======== Record set ========

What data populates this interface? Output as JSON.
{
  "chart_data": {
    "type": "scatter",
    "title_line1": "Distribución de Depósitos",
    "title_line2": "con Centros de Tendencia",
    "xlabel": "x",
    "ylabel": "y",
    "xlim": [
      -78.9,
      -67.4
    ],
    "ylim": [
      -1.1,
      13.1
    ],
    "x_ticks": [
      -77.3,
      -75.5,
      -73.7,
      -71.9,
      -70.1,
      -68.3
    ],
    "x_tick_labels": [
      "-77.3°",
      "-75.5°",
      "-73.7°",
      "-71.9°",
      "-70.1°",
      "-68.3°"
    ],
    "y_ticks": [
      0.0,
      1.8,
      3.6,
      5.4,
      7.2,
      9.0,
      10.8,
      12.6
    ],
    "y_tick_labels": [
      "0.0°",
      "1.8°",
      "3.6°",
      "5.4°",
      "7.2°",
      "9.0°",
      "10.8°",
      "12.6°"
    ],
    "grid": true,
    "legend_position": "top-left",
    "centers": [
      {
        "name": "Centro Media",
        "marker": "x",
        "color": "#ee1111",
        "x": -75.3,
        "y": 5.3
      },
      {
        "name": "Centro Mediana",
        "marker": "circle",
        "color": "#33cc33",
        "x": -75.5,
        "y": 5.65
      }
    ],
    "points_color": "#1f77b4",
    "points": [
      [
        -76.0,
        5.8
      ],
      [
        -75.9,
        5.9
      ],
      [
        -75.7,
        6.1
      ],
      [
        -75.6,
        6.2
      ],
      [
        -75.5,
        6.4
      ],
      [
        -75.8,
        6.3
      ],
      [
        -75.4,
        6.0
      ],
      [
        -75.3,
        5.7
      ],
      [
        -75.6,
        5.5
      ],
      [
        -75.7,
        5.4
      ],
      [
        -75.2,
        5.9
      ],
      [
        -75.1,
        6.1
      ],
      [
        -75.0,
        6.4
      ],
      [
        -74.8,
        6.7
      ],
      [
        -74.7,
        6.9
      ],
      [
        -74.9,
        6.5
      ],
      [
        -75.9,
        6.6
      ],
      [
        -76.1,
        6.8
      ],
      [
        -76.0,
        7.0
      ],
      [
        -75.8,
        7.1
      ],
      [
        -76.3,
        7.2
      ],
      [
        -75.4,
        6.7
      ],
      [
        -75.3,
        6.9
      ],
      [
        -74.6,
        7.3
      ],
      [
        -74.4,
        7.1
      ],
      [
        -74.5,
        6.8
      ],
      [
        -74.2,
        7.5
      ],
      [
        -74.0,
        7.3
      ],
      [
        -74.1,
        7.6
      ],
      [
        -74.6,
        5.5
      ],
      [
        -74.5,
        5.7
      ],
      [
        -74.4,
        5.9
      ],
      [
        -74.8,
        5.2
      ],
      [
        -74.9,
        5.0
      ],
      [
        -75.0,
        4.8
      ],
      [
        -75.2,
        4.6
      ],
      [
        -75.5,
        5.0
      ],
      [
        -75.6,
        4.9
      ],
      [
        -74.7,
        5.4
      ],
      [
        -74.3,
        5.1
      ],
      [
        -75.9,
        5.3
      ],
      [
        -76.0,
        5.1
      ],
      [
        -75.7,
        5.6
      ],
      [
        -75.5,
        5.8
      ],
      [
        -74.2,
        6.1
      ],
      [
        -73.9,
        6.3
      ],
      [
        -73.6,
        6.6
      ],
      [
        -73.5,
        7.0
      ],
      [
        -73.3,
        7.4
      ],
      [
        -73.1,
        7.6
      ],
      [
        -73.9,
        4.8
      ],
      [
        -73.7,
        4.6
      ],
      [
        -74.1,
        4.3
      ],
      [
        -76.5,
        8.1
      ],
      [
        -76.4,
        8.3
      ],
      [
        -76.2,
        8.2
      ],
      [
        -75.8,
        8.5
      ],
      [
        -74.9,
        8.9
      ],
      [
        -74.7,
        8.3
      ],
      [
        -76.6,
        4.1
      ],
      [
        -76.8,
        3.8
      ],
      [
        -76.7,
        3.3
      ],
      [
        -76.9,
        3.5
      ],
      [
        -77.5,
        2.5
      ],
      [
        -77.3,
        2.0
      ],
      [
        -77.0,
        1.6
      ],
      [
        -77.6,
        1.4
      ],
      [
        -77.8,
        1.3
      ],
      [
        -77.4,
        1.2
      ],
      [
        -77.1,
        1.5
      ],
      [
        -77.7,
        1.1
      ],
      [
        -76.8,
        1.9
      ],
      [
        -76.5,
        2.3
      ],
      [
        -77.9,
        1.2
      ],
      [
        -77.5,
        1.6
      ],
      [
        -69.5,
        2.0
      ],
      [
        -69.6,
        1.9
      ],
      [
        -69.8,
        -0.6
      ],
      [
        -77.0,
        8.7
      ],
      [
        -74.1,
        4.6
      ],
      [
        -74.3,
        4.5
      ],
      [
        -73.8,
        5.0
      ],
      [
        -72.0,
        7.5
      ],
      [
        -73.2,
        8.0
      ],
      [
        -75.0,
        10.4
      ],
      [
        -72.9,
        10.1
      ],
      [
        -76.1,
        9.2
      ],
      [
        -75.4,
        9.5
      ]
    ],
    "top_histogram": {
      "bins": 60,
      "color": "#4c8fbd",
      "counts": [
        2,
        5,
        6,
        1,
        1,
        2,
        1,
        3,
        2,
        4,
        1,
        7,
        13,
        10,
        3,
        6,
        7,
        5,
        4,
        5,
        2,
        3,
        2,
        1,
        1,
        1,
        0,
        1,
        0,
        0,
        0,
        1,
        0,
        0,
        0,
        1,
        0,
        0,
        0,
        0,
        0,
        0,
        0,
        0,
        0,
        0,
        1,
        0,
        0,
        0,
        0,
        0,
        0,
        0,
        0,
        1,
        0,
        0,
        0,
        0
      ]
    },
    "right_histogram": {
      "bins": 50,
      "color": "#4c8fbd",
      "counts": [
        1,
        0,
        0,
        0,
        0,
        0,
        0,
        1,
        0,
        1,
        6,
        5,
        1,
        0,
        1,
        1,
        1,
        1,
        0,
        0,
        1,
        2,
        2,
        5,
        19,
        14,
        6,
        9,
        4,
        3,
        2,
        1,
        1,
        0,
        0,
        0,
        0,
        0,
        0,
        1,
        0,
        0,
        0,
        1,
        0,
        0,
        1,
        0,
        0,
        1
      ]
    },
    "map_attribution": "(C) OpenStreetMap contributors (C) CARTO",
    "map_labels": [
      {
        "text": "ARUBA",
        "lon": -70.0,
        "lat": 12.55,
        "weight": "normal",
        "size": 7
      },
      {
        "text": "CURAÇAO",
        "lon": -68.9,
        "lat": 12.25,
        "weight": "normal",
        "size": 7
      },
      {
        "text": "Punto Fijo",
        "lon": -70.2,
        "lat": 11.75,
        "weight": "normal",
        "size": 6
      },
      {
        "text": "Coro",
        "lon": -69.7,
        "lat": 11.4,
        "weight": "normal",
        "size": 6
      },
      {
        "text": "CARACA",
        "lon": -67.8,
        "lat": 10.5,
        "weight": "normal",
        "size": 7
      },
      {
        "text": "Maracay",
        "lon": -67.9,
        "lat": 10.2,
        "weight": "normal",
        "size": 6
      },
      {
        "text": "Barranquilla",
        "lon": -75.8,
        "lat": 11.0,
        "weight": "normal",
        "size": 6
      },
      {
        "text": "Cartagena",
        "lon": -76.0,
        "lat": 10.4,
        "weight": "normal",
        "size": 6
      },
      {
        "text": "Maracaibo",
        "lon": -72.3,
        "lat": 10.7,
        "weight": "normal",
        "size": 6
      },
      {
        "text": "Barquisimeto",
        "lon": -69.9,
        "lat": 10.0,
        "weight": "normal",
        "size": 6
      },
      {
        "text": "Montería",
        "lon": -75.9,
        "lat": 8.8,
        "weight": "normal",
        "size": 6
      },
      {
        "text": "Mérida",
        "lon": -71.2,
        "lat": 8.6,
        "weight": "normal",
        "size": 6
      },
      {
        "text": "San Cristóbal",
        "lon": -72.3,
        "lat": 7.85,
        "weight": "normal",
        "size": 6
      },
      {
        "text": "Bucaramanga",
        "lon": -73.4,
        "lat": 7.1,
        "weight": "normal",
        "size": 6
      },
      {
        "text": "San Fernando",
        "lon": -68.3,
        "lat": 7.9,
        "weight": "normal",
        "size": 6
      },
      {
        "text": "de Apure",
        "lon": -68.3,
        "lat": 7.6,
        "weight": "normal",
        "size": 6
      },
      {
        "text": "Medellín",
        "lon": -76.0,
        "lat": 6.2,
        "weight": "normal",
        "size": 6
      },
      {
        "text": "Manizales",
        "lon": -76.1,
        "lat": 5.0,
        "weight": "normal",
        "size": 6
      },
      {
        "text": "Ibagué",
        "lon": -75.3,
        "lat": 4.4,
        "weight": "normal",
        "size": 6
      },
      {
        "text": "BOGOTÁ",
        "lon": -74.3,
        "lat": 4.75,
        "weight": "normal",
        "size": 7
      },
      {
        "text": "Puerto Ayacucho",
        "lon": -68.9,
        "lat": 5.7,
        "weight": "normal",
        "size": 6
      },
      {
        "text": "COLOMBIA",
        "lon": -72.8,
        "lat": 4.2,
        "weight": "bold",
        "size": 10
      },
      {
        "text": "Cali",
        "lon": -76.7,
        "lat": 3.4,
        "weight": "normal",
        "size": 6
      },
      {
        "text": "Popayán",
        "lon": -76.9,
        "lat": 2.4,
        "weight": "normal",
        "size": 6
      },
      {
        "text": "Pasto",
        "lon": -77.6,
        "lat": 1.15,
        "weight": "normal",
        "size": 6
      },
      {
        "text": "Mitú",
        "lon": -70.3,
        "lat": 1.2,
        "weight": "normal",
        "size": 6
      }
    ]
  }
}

========

#### Task prompt
Out of the material above, select every line that holds the string "name".

#### Solution to this task
        "name": "Centro Media",
        "name": "Centro Mediana",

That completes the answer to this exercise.